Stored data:
###
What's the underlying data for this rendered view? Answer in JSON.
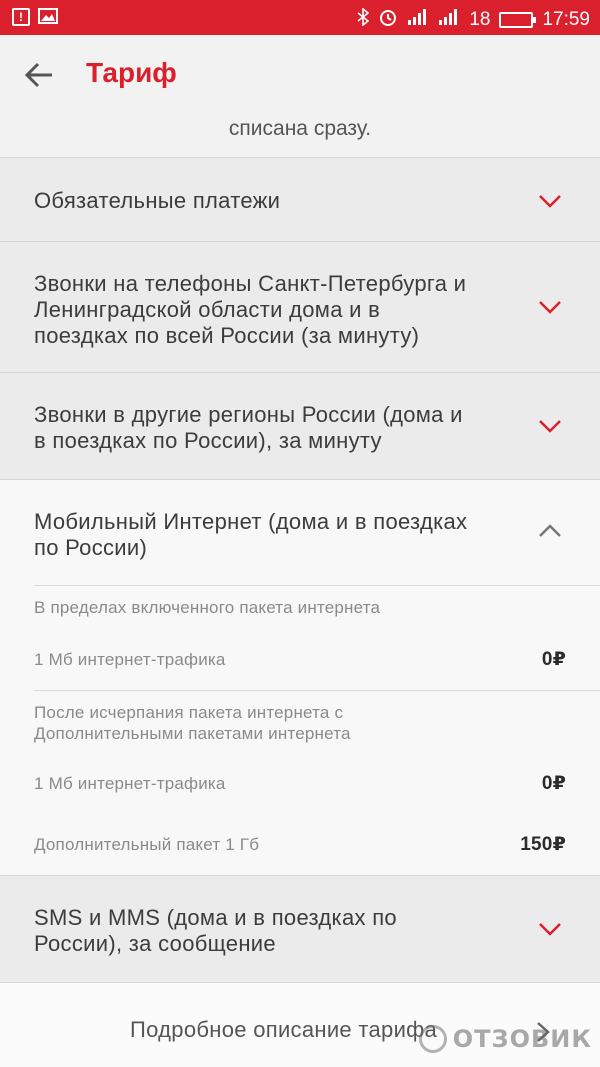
{
  "status_bar": {
    "signal": "18",
    "time": "17:59"
  },
  "header": {
    "title": "Тариф"
  },
  "cut_text": "списана сразу.",
  "sections": [
    {
      "label_line1": "Обязательные платежи",
      "label_line2": "",
      "label_line3": "",
      "state": "collapsed"
    },
    {
      "label_line1": "Звонки на телефоны Санкт-Петербурга и",
      "label_line2": "Ленинградской области дома и в",
      "label_line3": "поездках по всей России (за минуту)",
      "state": "collapsed"
    },
    {
      "label_line1": "Звонки в другие регионы России (дома и",
      "label_line2": "в поездках по России), за минуту",
      "label_line3": "",
      "state": "collapsed"
    },
    {
      "label_line1": "Мобильный Интернет (дома и в поездках",
      "label_line2": "по России)",
      "label_line3": "",
      "state": "expanded"
    },
    {
      "label_line1": "SMS и MMS (дома и в поездках по",
      "label_line2": "России), за сообщение",
      "label_line3": "",
      "state": "collapsed"
    }
  ],
  "internet_details": {
    "group1_title": "В пределах включенного пакета интернета",
    "group1_item_label": "1 Мб интернет-трафика",
    "group1_item_price": "0₽",
    "group2_title_line1": "После исчерпания пакета интернета с",
    "group2_title_line2": "Дополнительными пакетами интернета",
    "group2_item1_label": "1 Мб интернет-трафика",
    "group2_item1_price": "0₽",
    "group2_item2_label": "Дополнительный пакет 1 Гб",
    "group2_item2_price": "150₽"
  },
  "footer": {
    "link_label": "Подробное описание тарифа",
    "watermark": "ОТЗОВИК"
  },
  "colors": {
    "accent": "#d9202c",
    "chevron_collapsed": "#d9202c",
    "chevron_expanded": "#777777"
  }
}
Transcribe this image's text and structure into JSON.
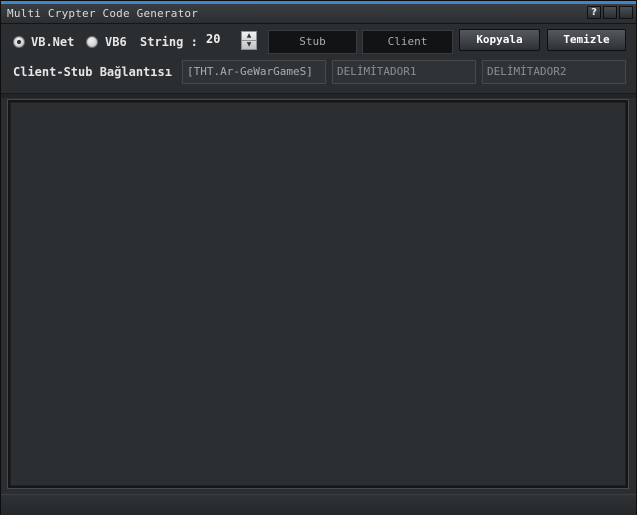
{
  "window": {
    "title": "Multi Crypter Code Generator",
    "help_glyph": "?",
    "accent_color": "#3f86c9"
  },
  "options": {
    "vbnet_label": "VB.Net",
    "vb6_label": "VB6",
    "selected": "VB.Net",
    "string_label": "String :",
    "string_value": "20"
  },
  "buttons": {
    "stub": "Stub",
    "client": "Client",
    "copy": "Kopyala",
    "clear": "Temizle"
  },
  "connection": {
    "label": "Client-Stub Bağlantısı",
    "key_value": "[THT.Ar-GeWarGameS]",
    "delimiter1_placeholder": "DELİMİTADOR1",
    "delimiter2_placeholder": "DELİMİTADOR2"
  },
  "output": {
    "text": ""
  }
}
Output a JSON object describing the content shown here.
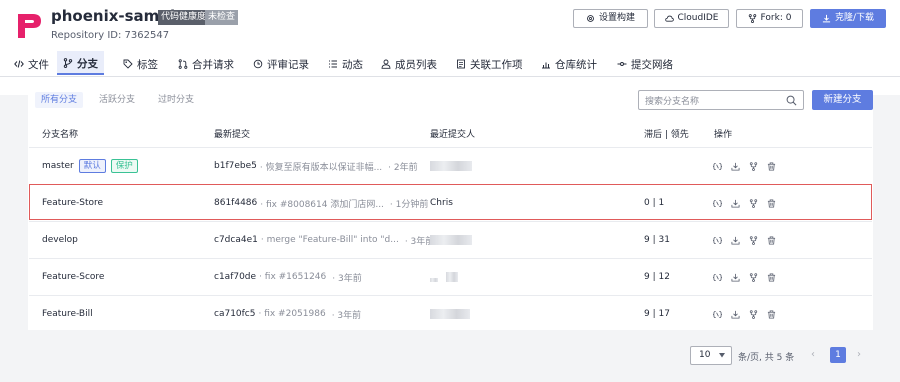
{
  "repo": {
    "name": "phoenix-sample",
    "tag_health": "代码健康度",
    "tag_status": "未检查",
    "id_label": "Repository ID: 7362547"
  },
  "header_buttons": {
    "settings": "设置构建",
    "cloudide": "CloudIDE",
    "fork": "Fork: 0",
    "clone": "克隆/下载"
  },
  "tabs": [
    {
      "label": "文件",
      "icon": "code-icon"
    },
    {
      "label": "分支",
      "icon": "branch-icon"
    },
    {
      "label": "标签",
      "icon": "tag-icon"
    },
    {
      "label": "合并请求",
      "icon": "merge-icon"
    },
    {
      "label": "评审记录",
      "icon": "review-icon"
    },
    {
      "label": "动态",
      "icon": "activity-icon"
    },
    {
      "label": "成员列表",
      "icon": "members-icon"
    },
    {
      "label": "关联工作项",
      "icon": "workitem-icon"
    },
    {
      "label": "仓库统计",
      "icon": "stats-icon"
    },
    {
      "label": "提交网络",
      "icon": "network-icon"
    }
  ],
  "subtabs": [
    "所有分支",
    "活跃分支",
    "过时分支"
  ],
  "search": {
    "placeholder": "搜索分支名称"
  },
  "new_branch": "新建分支",
  "table": {
    "headers": [
      "分支名称",
      "最新提交",
      "最近提交人",
      "滞后 | 领先",
      "操作"
    ],
    "rows": [
      {
        "name": "master",
        "badges": [
          "默认",
          "保护"
        ],
        "commit": "b1f7ebe5",
        "message": "· 恢复至原有版本以保证非幅...",
        "time": "· 2年前",
        "committer": "",
        "behind_ahead": "",
        "highlight": false
      },
      {
        "name": "Feature-Store",
        "badges": [],
        "commit": "861f4486",
        "message": "· fix #8008614 添加门店网...",
        "time": "· 1分钟前",
        "committer": "Chris",
        "behind_ahead": "0 | 1",
        "highlight": true
      },
      {
        "name": "develop",
        "badges": [],
        "commit": "c7dca4e1",
        "message": "· merge \"Feature-Bill\" into \"d...",
        "time": "· 3年前",
        "committer": "",
        "behind_ahead": "9 | 31",
        "highlight": false
      },
      {
        "name": "Feature-Score",
        "badges": [],
        "commit": "c1af70de",
        "message": "· fix #1651246",
        "time": "· 3年前",
        "committer": "",
        "behind_ahead": "9 | 12",
        "highlight": false
      },
      {
        "name": "Feature-Bill",
        "badges": [],
        "commit": "ca710fc5",
        "message": "· fix #2051986",
        "time": "· 3年前",
        "committer": "",
        "behind_ahead": "9 | 17",
        "highlight": false
      }
    ]
  },
  "pagination": {
    "page_size": "10",
    "summary": "条/页, 共 5 条",
    "current": "1",
    "prev": "‹",
    "next": "›"
  },
  "colors": {
    "accent": "#5e7ce0",
    "highlight_border": "#e05a5a",
    "protect": "#3ac295"
  }
}
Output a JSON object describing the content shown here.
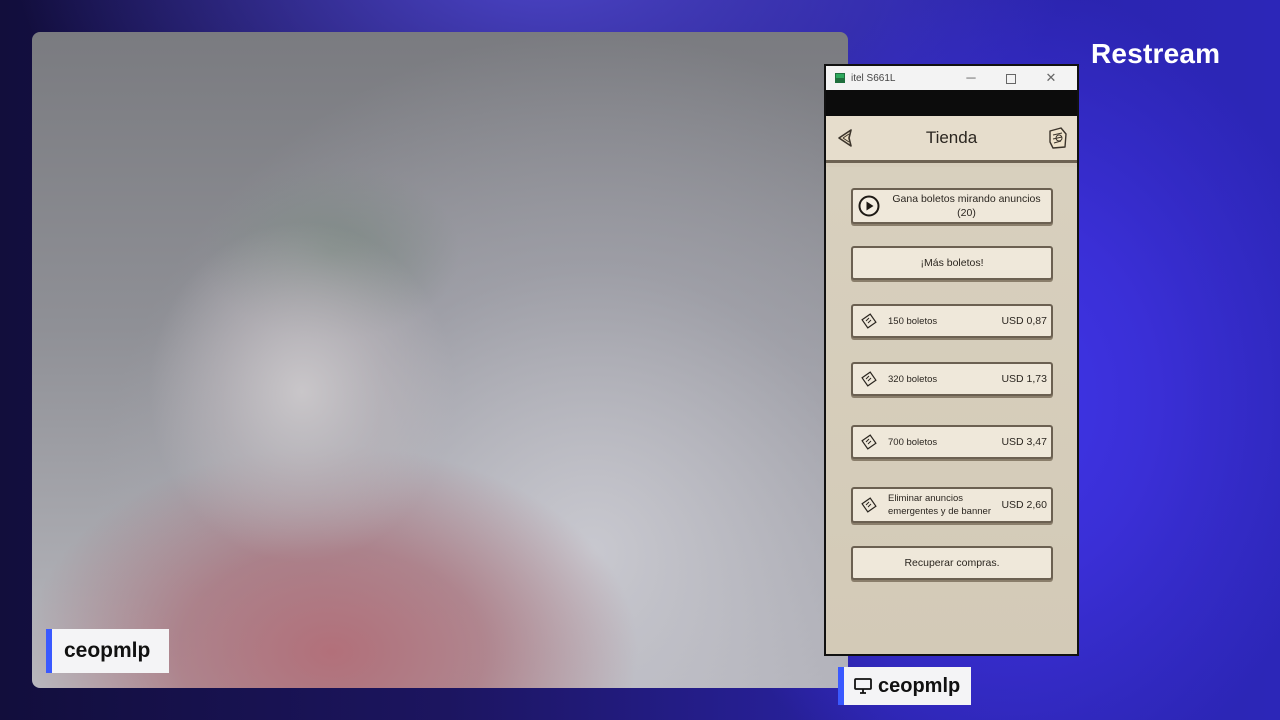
###
Work to complete: Each record above should come back exactly the same, only without its pictures.

Result below:
What's the underlying data for this rendered view? Answer in JSON.
{
  "status_bar": {
    "signal": "18",
    "time": "17:59"
  },
  "header": {
    "title": "Тариф"
  },
  "cut_text": "списана сразу.",
  "sections": [
    {
      "label_line1": "Обязательные платежи",
      "label_line2": "",
      "label_line3": "",
      "state": "collapsed"
    },
    {
      "label_line1": "Звонки на телефоны Санкт-Петербурга и",
      "label_line2": "Ленинградской области дома и в",
      "label_line3": "поездках по всей России (за минуту)",
      "state": "collapsed"
    },
    {
      "label_line1": "Звонки в другие регионы России (дома и",
      "label_line2": "в поездках по России), за минуту",
      "label_line3": "",
      "state": "collapsed"
    },
    {
      "label_line1": "Мобильный Интернет (дома и в поездках",
      "label_line2": "по России)",
      "label_line3": "",
      "state": "expanded"
    },
    {
      "label_line1": "SMS и MMS (дома и в поездках по",
      "label_line2": "России), за сообщение",
      "label_line3": "",
      "state": "collapsed"
    }
  ],
  "internet_details": {
    "group1_title": "В пределах включенного пакета интернета",
    "group1_item_label": "1 Мб интернет-трафика",
    "group1_item_price": "0₽",
    "group2_title_line1": "После исчерпания пакета интернета с",
    "group2_title_line2": "Дополнительными пакетами интернета",
    "group2_item1_label": "1 Мб интернет-трафика",
    "group2_item1_price": "0₽",
    "group2_item2_label": "Дополнительный пакет 1 Гб",
    "group2_item2_price": "150₽"
  },
  "footer": {
    "link_label": "Подробное описание тарифа",
    "watermark": "ОТЗОВИК"
  },
  "colors": {
    "accent": "#d9202c",
    "chevron_collapsed": "#d9202c",
    "chevron_expanded": "#777777"
  }
}
Transcribe this image's text and structure into JSON.
{
  "window": {
    "title": "Multi Crypter Code Generator",
    "help_glyph": "?",
    "accent_color": "#3f86c9"
  },
  "options": {
    "vbnet_label": "VB.Net",
    "vb6_label": "VB6",
    "selected": "VB.Net",
    "string_label": "String :",
    "string_value": "20"
  },
  "buttons": {
    "stub": "Stub",
    "client": "Client",
    "copy": "Kopyala",
    "clear": "Temizle"
  },
  "connection": {
    "label": "Client-Stub Bağlantısı",
    "key_value": "[THT.Ar-GeWarGameS]",
    "delimiter1_placeholder": "DELİMİTADOR1",
    "delimiter2_placeholder": "DELİMİTADOR2"
  },
  "output": {
    "text": ""
  }
}
Output a JSON object describing the content shown here.
{
  "repo": {
    "name": "phoenix-sample",
    "tag_health": "代码健康度",
    "tag_status": "未检查",
    "id_label": "Repository ID: 7362547"
  },
  "header_buttons": {
    "settings": "设置构建",
    "cloudide": "CloudIDE",
    "fork": "Fork: 0",
    "clone": "克隆/下载"
  },
  "tabs": [
    {
      "label": "文件",
      "icon": "code-icon"
    },
    {
      "label": "分支",
      "icon": "branch-icon"
    },
    {
      "label": "标签",
      "icon": "tag-icon"
    },
    {
      "label": "合并请求",
      "icon": "merge-icon"
    },
    {
      "label": "评审记录",
      "icon": "review-icon"
    },
    {
      "label": "动态",
      "icon": "activity-icon"
    },
    {
      "label": "成员列表",
      "icon": "members-icon"
    },
    {
      "label": "关联工作项",
      "icon": "workitem-icon"
    },
    {
      "label": "仓库统计",
      "icon": "stats-icon"
    },
    {
      "label": "提交网络",
      "icon": "network-icon"
    }
  ],
  "subtabs": [
    "所有分支",
    "活跃分支",
    "过时分支"
  ],
  "search": {
    "placeholder": "搜索分支名称"
  },
  "new_branch": "新建分支",
  "table": {
    "headers": [
      "分支名称",
      "最新提交",
      "最近提交人",
      "滞后 | 领先",
      "操作"
    ],
    "rows": [
      {
        "name": "master",
        "badges": [
          "默认",
          "保护"
        ],
        "commit": "b1f7ebe5",
        "message": "· 恢复至原有版本以保证非幅...",
        "time": "· 2年前",
        "committer": "",
        "behind_ahead": "",
        "highlight": false
      },
      {
        "name": "Feature-Store",
        "badges": [],
        "commit": "861f4486",
        "message": "· fix #8008614 添加门店网...",
        "time": "· 1分钟前",
        "committer": "Chris",
        "behind_ahead": "0 | 1",
        "highlight": true
      },
      {
        "name": "develop",
        "badges": [],
        "commit": "c7dca4e1",
        "message": "· merge \"Feature-Bill\" into \"d...",
        "time": "· 3年前",
        "committer": "",
        "behind_ahead": "9 | 31",
        "highlight": false
      },
      {
        "name": "Feature-Score",
        "badges": [],
        "commit": "c1af70de",
        "message": "· fix #1651246",
        "time": "· 3年前",
        "committer": "",
        "behind_ahead": "9 | 12",
        "highlight": false
      },
      {
        "name": "Feature-Bill",
        "badges": [],
        "commit": "ca710fc5",
        "message": "· fix #2051986",
        "time": "· 3年前",
        "committer": "",
        "behind_ahead": "9 | 17",
        "highlight": false
      }
    ]
  },
  "pagination": {
    "page_size": "10",
    "summary": "条/页, 共 5 条",
    "current": "1",
    "prev": "‹",
    "next": "›"
  },
  "colors": {
    "accent": "#5e7ce0",
    "highlight_border": "#e05a5a",
    "protect": "#3ac295"
  }
}
Output a JSON object describing the content shown here.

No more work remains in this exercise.